## Work to do
Omit the pictures from the entries below and retype everything else exactly.

[START OF Data for this exercise]

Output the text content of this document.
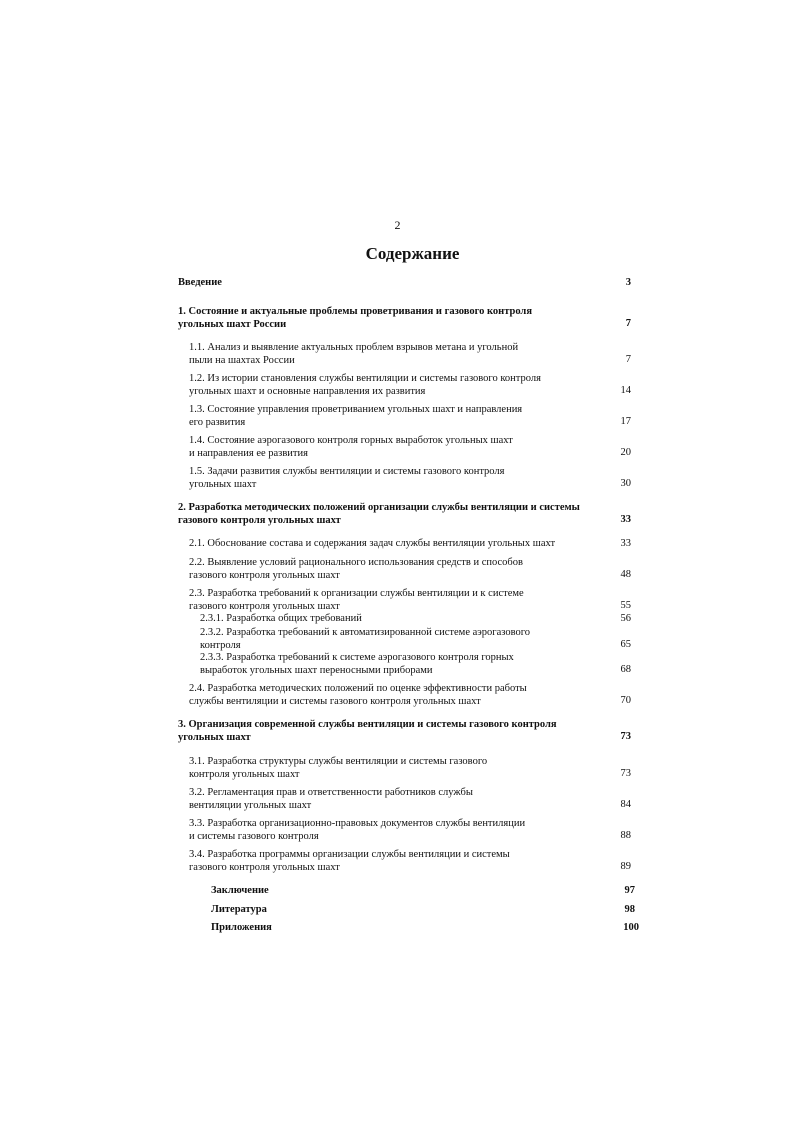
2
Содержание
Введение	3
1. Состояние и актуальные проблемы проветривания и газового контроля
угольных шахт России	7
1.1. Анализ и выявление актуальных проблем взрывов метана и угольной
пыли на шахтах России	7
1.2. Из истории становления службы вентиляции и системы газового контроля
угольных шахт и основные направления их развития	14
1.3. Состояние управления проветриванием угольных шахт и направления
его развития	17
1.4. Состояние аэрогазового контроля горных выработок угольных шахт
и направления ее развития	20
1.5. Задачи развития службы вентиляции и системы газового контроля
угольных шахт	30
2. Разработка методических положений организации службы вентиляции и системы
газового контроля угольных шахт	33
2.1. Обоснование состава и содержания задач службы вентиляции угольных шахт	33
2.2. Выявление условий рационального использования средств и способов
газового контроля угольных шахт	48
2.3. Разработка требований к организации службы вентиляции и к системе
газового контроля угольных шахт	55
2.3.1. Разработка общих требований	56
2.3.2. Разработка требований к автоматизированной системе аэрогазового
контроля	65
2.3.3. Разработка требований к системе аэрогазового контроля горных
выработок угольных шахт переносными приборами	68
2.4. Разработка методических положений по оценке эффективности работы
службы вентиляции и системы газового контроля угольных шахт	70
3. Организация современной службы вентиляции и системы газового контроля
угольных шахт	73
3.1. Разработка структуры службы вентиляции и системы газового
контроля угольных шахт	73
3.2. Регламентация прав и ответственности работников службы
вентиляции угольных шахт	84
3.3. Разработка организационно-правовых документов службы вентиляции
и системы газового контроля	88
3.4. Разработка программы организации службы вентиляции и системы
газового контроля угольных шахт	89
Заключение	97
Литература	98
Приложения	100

[END OF Data for this exercise]

## Reply
Output the text content of this document.
2
Содержание
Введение	3
1. Состояние и актуальные проблемы проветривания и газового контроля
угольных шахт России	7
1.1. Анализ и выявление актуальных проблем взрывов метана и угольной
пыли на шахтах России	7
1.2. Из истории становления службы вентиляции и системы газового контроля
угольных шахт и основные направления их развития	14
1.3. Состояние управления проветриванием угольных шахт и направления
его развития	17
1.4. Состояние аэрогазового контроля горных выработок угольных шахт
и направления ее развития	20
1.5. Задачи развития службы вентиляции и системы газового контроля
угольных шахт	30
2. Разработка методических положений организации службы вентиляции и системы
газового контроля угольных шахт	33
2.1. Обоснование состава и содержания задач службы вентиляции угольных шахт	33
2.2. Выявление условий рационального использования средств и способов
газового контроля угольных шахт	48
2.3. Разработка требований к организации службы вентиляции и к системе
газового контроля угольных шахт	55
2.3.1. Разработка общих требований	56
2.3.2. Разработка требований к автоматизированной системе аэрогазового
контроля	65
2.3.3. Разработка требований к системе аэрогазового контроля горных
выработок угольных шахт переносными приборами	68
2.4. Разработка методических положений по оценке эффективности работы
службы вентиляции и системы газового контроля угольных шахт	70
3. Организация современной службы вентиляции и системы газового контроля
угольных шахт	73
3.1. Разработка структуры службы вентиляции и системы газового
контроля угольных шахт	73
3.2. Регламентация прав и ответственности работников службы
вентиляции угольных шахт	84
3.3. Разработка организационно-правовых документов службы вентиляции
и системы газового контроля	88
3.4. Разработка программы организации службы вентиляции и системы
газового контроля угольных шахт	89
Заключение	97
Литература	98
Приложения	100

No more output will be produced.